_EXERCÍCIOS PROPOSTOS_
• A. Reproduza o relato sobre a fundação da revista entre "Era novembro de" e "democrático de informação.", inclusive, substituindo "veículo" por "meio".
• B. Responda, com base no relato sobre a fundação da revista:
(i) Em que mês e ano ocorreu a conversa que deu origem à publicação?
(ii) Que nome Jaime queria para a publicação?
(iii) Quais cores Jaime definiu para a paleta?
• C. Dê continuidade ao relato sobre a fundação da revista a partir da última frase apresentada.

_TRECHO DE ORIGEM_
Era novembro de 2014. Primeiro fim de semana. Plena campanha da Dilma. Fim de tarde na RPPN dele, a Linda Serra dos Topázios. Jaime e eu começamos a conversar sobre a falta que fazia termos acesso a um veículo independente e democrático de informação.

Resolvemos fundar o nosso. Um espaço não comercial, de resistência. Mais um trabalho de militância, voluntário, por suposto. Jaime propôs um jornal; eu, uma revista. O nome eu escolhi (ele queria Bacurau). Dividimos as tarefas. A capa ficou com ele, a linha editorial também.

Correr atrás da grana ficou por minha conta. A paleta de cores, depois de larga prosa, Jaime fechou questão – “nossas cores vão ser o vermelho e o amarelo, porque revista tem que ter cor de luta, cor vibrante” (eu queria verde-floresta). Na paz, acabei enfiando um branco.

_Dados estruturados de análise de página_

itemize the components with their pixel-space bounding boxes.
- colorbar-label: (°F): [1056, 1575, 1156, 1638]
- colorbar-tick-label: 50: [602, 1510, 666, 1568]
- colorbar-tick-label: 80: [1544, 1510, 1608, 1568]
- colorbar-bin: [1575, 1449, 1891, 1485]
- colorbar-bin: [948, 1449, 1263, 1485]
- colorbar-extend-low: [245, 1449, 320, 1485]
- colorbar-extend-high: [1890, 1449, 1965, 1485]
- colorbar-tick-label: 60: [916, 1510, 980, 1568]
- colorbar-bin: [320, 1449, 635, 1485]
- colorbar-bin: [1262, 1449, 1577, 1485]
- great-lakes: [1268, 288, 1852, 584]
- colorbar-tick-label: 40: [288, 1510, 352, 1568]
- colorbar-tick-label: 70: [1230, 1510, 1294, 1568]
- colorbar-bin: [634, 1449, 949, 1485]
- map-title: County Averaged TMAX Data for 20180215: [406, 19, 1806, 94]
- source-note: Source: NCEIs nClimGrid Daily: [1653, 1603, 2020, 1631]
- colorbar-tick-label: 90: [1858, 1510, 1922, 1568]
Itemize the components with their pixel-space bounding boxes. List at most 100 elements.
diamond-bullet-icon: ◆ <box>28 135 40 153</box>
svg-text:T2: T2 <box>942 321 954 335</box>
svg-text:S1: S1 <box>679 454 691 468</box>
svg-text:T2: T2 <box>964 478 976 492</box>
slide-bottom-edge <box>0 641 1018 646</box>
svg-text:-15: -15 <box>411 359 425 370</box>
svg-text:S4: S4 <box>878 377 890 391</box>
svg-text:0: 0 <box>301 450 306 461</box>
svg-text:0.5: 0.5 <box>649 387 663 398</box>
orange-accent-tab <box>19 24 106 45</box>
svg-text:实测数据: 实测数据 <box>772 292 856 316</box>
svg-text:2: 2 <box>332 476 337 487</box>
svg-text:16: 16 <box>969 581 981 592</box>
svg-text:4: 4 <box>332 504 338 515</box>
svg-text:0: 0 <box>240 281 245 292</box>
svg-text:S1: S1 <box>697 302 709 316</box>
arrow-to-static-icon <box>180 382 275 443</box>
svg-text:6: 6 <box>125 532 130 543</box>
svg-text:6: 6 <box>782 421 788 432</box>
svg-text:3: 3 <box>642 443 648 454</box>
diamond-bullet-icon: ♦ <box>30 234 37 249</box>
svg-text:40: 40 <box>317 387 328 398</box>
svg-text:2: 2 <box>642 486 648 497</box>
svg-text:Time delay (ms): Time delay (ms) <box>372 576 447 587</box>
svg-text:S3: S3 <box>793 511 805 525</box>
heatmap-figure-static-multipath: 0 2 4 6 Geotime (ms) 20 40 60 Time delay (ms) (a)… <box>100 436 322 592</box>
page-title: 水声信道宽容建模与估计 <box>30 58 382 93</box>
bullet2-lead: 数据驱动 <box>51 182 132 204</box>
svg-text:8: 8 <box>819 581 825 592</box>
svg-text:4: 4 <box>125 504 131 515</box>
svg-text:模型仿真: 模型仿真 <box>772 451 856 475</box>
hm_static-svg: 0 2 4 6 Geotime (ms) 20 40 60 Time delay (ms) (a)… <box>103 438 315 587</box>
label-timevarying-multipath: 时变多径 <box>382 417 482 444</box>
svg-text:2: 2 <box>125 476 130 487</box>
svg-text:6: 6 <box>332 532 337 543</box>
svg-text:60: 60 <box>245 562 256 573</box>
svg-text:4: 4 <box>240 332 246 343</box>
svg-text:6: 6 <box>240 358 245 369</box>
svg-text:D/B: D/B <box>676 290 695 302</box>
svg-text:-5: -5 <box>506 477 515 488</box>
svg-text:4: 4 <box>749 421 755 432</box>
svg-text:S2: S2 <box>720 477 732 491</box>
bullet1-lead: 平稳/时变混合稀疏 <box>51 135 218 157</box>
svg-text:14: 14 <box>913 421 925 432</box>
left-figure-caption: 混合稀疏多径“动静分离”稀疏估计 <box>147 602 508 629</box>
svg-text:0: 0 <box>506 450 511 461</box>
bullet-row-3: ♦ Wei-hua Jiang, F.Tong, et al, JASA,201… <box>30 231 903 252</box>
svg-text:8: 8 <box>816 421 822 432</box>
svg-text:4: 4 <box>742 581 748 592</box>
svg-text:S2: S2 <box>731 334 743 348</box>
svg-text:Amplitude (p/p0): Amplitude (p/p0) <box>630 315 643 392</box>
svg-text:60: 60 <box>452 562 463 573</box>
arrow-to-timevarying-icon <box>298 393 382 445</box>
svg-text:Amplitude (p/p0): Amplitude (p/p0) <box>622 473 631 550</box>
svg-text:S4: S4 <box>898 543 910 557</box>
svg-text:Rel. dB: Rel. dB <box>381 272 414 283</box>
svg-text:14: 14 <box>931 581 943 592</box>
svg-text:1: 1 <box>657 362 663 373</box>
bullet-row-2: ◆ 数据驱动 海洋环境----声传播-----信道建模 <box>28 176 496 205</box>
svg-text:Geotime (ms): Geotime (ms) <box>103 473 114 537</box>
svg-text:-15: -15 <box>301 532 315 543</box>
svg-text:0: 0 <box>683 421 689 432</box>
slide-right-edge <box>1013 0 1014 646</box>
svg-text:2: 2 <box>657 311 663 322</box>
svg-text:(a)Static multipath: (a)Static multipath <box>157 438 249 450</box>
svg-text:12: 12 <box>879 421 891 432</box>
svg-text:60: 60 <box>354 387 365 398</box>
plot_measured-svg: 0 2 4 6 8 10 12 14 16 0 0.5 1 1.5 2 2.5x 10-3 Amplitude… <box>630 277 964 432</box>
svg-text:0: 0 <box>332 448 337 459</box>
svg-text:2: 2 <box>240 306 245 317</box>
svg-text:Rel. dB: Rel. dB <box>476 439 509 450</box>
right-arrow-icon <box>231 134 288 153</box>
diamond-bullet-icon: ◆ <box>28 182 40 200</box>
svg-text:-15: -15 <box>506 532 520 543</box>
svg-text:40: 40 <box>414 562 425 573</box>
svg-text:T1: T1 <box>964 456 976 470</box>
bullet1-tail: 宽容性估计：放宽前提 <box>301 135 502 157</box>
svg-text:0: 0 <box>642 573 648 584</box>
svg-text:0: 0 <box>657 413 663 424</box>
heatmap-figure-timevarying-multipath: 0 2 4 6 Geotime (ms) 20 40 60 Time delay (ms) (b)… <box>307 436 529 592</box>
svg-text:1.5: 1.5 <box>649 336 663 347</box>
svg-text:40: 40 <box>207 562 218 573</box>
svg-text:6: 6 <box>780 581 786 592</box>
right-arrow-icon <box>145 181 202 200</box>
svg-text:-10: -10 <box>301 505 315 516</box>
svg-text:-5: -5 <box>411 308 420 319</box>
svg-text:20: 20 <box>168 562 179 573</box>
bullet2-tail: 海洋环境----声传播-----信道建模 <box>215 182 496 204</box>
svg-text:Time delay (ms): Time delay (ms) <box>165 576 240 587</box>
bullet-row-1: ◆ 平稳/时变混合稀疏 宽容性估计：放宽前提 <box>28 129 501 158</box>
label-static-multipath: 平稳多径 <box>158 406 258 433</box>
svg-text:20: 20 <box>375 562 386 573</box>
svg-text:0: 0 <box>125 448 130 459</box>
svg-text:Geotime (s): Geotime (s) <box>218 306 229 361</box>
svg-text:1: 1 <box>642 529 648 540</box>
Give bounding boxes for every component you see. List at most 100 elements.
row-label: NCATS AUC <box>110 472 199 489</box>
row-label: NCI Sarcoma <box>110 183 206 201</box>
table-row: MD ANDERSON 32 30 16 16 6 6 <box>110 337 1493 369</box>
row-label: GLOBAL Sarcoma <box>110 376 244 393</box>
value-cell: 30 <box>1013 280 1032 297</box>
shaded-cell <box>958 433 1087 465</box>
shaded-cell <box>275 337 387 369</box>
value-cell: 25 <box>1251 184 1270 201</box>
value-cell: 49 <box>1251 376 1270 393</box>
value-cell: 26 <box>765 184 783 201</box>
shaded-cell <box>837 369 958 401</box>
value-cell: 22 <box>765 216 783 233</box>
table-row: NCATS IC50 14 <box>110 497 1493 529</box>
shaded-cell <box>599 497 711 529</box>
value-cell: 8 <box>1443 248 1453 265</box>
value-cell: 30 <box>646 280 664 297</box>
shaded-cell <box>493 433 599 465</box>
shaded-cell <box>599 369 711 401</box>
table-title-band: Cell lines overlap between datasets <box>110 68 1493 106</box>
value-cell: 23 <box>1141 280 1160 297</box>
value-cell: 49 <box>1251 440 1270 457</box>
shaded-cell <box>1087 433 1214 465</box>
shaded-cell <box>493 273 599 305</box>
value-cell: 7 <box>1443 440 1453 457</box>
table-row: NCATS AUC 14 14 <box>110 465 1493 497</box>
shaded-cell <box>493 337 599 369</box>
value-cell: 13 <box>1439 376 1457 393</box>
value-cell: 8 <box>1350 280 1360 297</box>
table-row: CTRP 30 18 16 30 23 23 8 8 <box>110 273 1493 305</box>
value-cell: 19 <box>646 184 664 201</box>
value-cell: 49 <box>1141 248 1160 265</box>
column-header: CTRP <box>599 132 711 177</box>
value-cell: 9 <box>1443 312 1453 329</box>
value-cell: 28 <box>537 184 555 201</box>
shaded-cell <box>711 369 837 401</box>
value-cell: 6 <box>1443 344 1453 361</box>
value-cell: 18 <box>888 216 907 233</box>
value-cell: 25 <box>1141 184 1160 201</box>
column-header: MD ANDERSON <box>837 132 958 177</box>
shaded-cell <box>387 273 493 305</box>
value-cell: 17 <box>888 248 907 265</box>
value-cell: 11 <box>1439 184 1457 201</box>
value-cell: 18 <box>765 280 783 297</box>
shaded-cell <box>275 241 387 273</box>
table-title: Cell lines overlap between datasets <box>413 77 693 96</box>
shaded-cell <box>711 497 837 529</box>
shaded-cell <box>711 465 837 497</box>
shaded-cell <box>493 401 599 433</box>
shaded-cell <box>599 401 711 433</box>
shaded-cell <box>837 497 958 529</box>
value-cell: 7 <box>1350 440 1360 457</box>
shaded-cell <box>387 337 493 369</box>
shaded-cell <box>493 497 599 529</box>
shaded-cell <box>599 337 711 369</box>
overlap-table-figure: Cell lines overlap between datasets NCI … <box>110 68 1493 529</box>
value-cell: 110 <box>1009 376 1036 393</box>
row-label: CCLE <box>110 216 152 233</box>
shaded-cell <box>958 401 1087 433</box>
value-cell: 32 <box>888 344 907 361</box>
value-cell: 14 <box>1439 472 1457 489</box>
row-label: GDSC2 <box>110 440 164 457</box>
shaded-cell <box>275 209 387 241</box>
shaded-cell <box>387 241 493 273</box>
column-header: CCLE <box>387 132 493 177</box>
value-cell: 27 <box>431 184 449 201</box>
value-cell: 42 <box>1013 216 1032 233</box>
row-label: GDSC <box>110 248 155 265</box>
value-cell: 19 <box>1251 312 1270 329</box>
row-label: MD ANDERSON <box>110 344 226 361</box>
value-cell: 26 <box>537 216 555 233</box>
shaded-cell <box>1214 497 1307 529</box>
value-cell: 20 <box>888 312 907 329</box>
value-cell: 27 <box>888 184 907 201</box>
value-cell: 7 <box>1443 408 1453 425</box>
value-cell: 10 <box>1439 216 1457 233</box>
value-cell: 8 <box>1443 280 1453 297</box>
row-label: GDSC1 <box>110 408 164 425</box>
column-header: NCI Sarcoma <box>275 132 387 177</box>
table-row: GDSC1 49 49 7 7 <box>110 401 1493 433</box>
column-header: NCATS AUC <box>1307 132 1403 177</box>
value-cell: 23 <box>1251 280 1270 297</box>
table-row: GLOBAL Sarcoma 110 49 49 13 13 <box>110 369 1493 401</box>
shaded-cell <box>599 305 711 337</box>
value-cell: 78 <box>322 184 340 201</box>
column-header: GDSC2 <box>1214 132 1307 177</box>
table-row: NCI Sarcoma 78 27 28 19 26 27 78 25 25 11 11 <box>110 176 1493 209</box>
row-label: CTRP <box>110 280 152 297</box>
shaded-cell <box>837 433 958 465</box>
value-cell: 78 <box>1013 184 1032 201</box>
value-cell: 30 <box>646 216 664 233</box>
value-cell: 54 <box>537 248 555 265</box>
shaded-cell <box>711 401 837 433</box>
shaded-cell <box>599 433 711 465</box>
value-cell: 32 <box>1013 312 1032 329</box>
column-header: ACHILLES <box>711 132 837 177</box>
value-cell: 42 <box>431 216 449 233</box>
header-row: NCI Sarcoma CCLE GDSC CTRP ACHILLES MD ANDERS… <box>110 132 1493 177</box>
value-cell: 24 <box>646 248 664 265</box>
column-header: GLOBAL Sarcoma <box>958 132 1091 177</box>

_RESPOSTAS POR ITEM_
• A.
Era novembro de 2014. Primeiro fim de semana. Plena campanha da Dilma. Fim de tarde na RPPN dele, a Linda Serra dos Topázios. Jaime e eu começamos a conversar sobre a falta que fazia termos acesso a um meio independente e democrático de informação.

• B.
(i) Novembro de 2014.
(ii) Bacurau.
(iii) Vermelho e amarelo.

• C.
Fizemos a primeira edição da Xapuri lá mesmo, na Reserva, em uma noite. Optamos por centrar na pauta socioambiental. Nossa primeira capa foi sobre os povos indígenas isolados do Acre: ‘Isolados, Bravos, Livres: Um Brasil Indígena por Conhecer”. Depois de tudo pronto, Jaime inventou de fazer uma outra boneca, “porque toda revista tem que ter número zero”.

Dessa vez finquei pé, ficamos com a capa indígena. Voltei pra Brasília com a boneca praticamente pronta e com a missão de dar um jeito de imprimir. Nos dias seguintes, o Jaime veio pra Formosa, pra convencer minha irmã Lúcia a revisar a revista, “de grátis”. Com a primeira revista impressa, a próxima tarefa foi montar o Conselho Editorial.

Jaime fez questão de visitar, explicar o projeto e convidar pessoalmente cada conselheiro e cada conselheira (até a doença agravar, nos seus últimos meses de vida, nunca abriu mão dessa tarefa). Daqui rumamos pra Goiânia, para convidar o arqueólogo Altair Sales Barbosa, nosso primeiro conselheiro. “O mais sabido de nóis,” segundo o Jaime.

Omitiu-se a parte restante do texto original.